### Input for this task:
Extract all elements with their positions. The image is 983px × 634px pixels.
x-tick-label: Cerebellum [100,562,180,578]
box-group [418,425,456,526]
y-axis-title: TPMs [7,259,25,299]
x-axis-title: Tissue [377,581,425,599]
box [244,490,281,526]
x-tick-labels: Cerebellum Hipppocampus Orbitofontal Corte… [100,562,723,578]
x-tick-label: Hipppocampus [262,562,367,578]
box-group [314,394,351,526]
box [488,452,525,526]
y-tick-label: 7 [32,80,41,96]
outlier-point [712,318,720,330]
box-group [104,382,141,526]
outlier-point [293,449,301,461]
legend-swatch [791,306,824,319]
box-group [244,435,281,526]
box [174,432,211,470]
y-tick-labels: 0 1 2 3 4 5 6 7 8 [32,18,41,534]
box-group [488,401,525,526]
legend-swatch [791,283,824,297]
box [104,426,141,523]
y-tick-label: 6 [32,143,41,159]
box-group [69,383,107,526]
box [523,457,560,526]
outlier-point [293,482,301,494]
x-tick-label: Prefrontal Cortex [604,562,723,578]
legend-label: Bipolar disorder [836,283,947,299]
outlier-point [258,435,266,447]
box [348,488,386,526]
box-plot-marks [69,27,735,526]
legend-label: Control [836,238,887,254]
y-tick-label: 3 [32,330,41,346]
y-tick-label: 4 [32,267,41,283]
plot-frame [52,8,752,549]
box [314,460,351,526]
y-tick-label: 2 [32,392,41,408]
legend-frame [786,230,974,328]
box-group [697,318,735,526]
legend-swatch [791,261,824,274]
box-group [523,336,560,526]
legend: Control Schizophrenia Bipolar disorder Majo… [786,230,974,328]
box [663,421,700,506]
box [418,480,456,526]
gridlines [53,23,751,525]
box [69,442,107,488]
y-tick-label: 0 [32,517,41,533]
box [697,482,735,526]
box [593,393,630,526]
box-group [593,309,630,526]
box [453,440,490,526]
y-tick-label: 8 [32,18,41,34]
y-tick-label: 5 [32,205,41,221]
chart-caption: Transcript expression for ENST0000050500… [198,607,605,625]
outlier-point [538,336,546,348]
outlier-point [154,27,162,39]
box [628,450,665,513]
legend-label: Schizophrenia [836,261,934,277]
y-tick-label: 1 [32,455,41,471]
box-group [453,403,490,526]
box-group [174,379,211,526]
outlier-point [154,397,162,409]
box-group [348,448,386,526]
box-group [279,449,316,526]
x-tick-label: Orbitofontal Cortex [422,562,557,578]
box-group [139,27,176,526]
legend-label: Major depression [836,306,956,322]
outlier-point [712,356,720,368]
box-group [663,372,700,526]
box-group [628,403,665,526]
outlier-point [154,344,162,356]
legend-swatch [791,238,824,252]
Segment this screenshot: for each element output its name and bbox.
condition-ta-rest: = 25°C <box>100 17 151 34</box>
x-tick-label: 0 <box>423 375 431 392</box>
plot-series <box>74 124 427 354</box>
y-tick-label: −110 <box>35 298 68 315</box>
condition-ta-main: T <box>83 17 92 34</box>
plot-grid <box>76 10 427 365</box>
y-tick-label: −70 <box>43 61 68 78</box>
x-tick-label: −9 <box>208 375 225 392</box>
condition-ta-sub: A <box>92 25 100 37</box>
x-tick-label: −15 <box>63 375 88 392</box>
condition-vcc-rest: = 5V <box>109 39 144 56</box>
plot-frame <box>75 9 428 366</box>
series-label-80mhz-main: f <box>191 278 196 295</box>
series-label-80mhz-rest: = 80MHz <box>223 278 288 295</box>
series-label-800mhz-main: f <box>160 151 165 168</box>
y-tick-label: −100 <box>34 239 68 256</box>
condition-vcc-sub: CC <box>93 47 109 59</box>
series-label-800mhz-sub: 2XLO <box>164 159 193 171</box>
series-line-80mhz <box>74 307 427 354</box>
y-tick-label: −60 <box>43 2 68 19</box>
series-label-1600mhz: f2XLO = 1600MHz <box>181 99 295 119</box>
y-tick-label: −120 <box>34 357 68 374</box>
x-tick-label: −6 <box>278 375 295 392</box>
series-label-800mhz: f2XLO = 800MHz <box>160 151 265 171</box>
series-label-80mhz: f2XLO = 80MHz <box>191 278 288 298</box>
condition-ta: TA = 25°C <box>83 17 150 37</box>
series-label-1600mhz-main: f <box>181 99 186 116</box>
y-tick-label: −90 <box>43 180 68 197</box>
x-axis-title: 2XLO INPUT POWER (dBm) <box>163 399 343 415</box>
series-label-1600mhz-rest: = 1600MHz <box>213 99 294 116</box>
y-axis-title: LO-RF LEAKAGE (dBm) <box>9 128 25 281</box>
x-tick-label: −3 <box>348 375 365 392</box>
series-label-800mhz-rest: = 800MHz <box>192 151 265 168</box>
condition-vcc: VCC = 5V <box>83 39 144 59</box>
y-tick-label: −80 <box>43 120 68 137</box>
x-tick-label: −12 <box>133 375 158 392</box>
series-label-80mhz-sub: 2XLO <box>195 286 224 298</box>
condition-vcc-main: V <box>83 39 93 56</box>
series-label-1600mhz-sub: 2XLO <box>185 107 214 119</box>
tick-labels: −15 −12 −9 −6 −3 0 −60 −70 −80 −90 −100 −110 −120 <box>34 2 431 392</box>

### The request:
Put every line of the records above into a Markdown table with two columns, Row and Line. Number each row and leave out blank lines.

### Result:
| Row | Line |
|---|---|
| 1 | Extract all elements with their positions. The image is 983px × 634px pixels. |
| 2 | x-tick-label: Cerebellum [100,562,180,578] |
| 3 | box-group [418,425,456,526] |
| 4 | y-axis-title: TPMs [7,259,25,299] |
| 5 | x-axis-title: Tissue [377,581,425,599] |
| 6 | box [244,490,281,526] |
| 7 | x-tick-labels: Cerebellum Hipppocampus Orbitofontal Corte… [100,562,723,578] |
| 8 | x-tick-label: Hipppocampus [262,562,367,578] |
| 9 | box-group [314,394,351,526] |
| 10 | box [488,452,525,526] |
| 11 | y-tick-label: 7 [32,80,41,96] |
| 12 | outlier-point [712,318,720,330] |
| 13 | box-group [104,382,141,526] |
| 14 | outlier-point [293,449,301,461] |
| 15 | legend-swatch [791,306,824,319] |
| 16 | box-group [244,435,281,526] |
| 17 | box [174,432,211,470] |
| 18 | y-tick-labels: 0 1 2 3 4 5 6 7 8 [32,18,41,534] |
| 19 | box-group [488,401,525,526] |
| 20 | legend-swatch [791,283,824,297] |
| 21 | box [104,426,141,523] |
| 22 | y-tick-label: 6 [32,143,41,159] |
| 23 | box-group [69,383,107,526] |
| 24 | box [523,457,560,526] |
| 25 | outlier-point [293,482,301,494] |
| 26 | x-tick-label: Prefrontal Cortex [604,562,723,578] |
| 27 | legend-label: Bipolar disorder [836,283,947,299] |
| 28 | outlier-point [258,435,266,447] |
| 29 | box [348,488,386,526] |
| 30 | box-plot-marks [69,27,735,526] |
| 31 | legend-label: Control [836,238,887,254] |
| 32 | y-tick-label: 3 [32,330,41,346] |
| 33 | y-tick-label: 4 [32,267,41,283] |
| 34 | plot-frame [52,8,752,549] |
| 35 | box [314,460,351,526] |
| 36 | y-tick-label: 2 [32,392,41,408] |
| 37 | legend-frame [786,230,974,328] |
| 38 | box-group [697,318,735,526] |
| 39 | legend-swatch [791,261,824,274] |
| 40 | box-group [523,336,560,526] |
| 41 | legend: Control Schizophrenia Bipolar disorder Majo… [786,230,974,328] |
| 42 | box [663,421,700,506] |
| 43 | box [418,480,456,526] |
| 44 | gridlines [53,23,751,525] |
| 45 | box [69,442,107,488] |
| 46 | y-tick-label: 0 [32,517,41,533] |
| 47 | box [697,482,735,526] |
| 48 | box [593,393,630,526] |
| 49 | box-group [593,309,630,526] |
| 50 | box [453,440,490,526] |
| 51 | y-tick-label: 8 [32,18,41,34] |
| 52 | y-tick-label: 5 [32,205,41,221] |
| 53 | chart-caption: Transcript expression for ENST0000050500… [198,607,605,625] |
| 54 | outlier-point [538,336,546,348] |
| 55 | outlier-point [154,27,162,39] |
| 56 | box [628,450,665,513] |
| 57 | legend-label: Schizophrenia [836,261,934,277] |
| 58 | y-tick-label: 1 [32,455,41,471] |
| 59 | box-group [453,403,490,526] |
| 60 | box-group [174,379,211,526] |
| 61 | outlier-point [154,397,162,409] |
| 62 | box-group [348,448,386,526] |
| 63 | box-group [279,449,316,526] |
| 64 | x-tick-label: Orbitofontal Cortex [422,562,557,578] |
| 65 | box-group [139,27,176,526] |
| 66 | legend-label: Major depression [836,306,956,322] |
| 67 | outlier-point [712,356,720,368] |
| 68 | box-group [663,372,700,526] |
| 69 | box-group [628,403,665,526] |
| 70 | outlier-point [154,344,162,356] |
| 71 | legend-swatch [791,238,824,252] |
| 72 | Segment this screenshot: for each element output its name and bbox. |
| 73 | condition-ta-rest: = 25°C <box>100 17 151 34</box> |
| 74 | x-tick-label: 0 <box>423 375 431 392</box> |
| 75 | plot-series <box>74 124 427 354</box> |
| 76 | y-tick-label: −110 <box>35 298 68 315</box> |
| 77 | condition-ta-main: T <box>83 17 92 34</box> |
| 78 | plot-grid <box>76 10 427 365</box> |
| 79 | y-tick-label: −70 <box>43 61 68 78</box> |
| 80 | x-tick-label: −9 <box>208 375 225 392</box> |
| 81 | condition-ta-sub: A <box>92 25 100 37</box> |
| 82 | x-tick-label: −15 <box>63 375 88 392</box> |
| 83 | condition-vcc-rest: = 5V <box>109 39 144 56</box> |
| 84 | plot-frame <box>75 9 428 366</box> |
| 85 | series-label-80mhz-main: f <box>191 278 196 295</box> |
| 86 | series-label-80mhz-rest: = 80MHz <box>223 278 288 295</box> |
| 87 | series-label-800mhz-main: f <box>160 151 165 168</box> |
| 88 | y-tick-label: −100 <box>34 239 68 256</box> |
| 89 | condition-vcc-sub: CC <box>93 47 109 59</box> |
| 90 | series-label-800mhz-sub: 2XLO <box>164 159 193 171</box> |
| 91 | series-line-80mhz <box>74 307 427 354</box> |
| 92 | y-tick-label: −60 <box>43 2 68 19</box> |
| 93 | series-label-1600mhz: f2XLO = 1600MHz <box>181 99 295 119</box> |
| 94 | y-tick-label: −120 <box>34 357 68 374</box> |
| 95 | x-tick-label: −6 <box>278 375 295 392</box> |
| 96 | series-label-800mhz: f2XLO = 800MHz <box>160 151 265 171</box> |
| 97 | series-label-80mhz: f2XLO = 80MHz <box>191 278 288 298</box> |
| 98 | condition-ta: TA = 25°C <box>83 17 150 37</box> |
| 99 | series-label-1600mhz-main: f <box>181 99 186 116</box> |
| 100 | y-tick-label: −90 <box>43 180 68 197</box> |
| 101 | x-axis-title: 2XLO INPUT POWER (dBm) <box>163 399 343 415</box> |
| 102 | series-label-1600mhz-rest: = 1600MHz <box>213 99 294 116</box> |
| 103 | y-axis-title: LO-RF LEAKAGE (dBm) <box>9 128 25 281</box> |
| 104 | x-tick-label: −3 <box>348 375 365 392</box> |
| 105 | series-label-800mhz-rest: = 800MHz <box>192 151 265 168</box> |
| 106 | condition-vcc: VCC = 5V <box>83 39 144 59</box> |
| 107 | y-tick-label: −80 <box>43 120 68 137</box> |
| 108 | x-tick-label: −12 <box>133 375 158 392</box> |
| 109 | series-label-80mhz-sub: 2XLO <box>195 286 224 298</box> |
| 110 | condition-vcc-main: V <box>83 39 93 56</box> |
| 111 | series-label-1600mhz-sub: 2XLO <box>185 107 214 119</box> |
| 112 | tick-labels: −15 −12 −9 −6 −3 0 −60 −70 −80 −90 −100 −110 −120 <box>34 2 431 392</box> |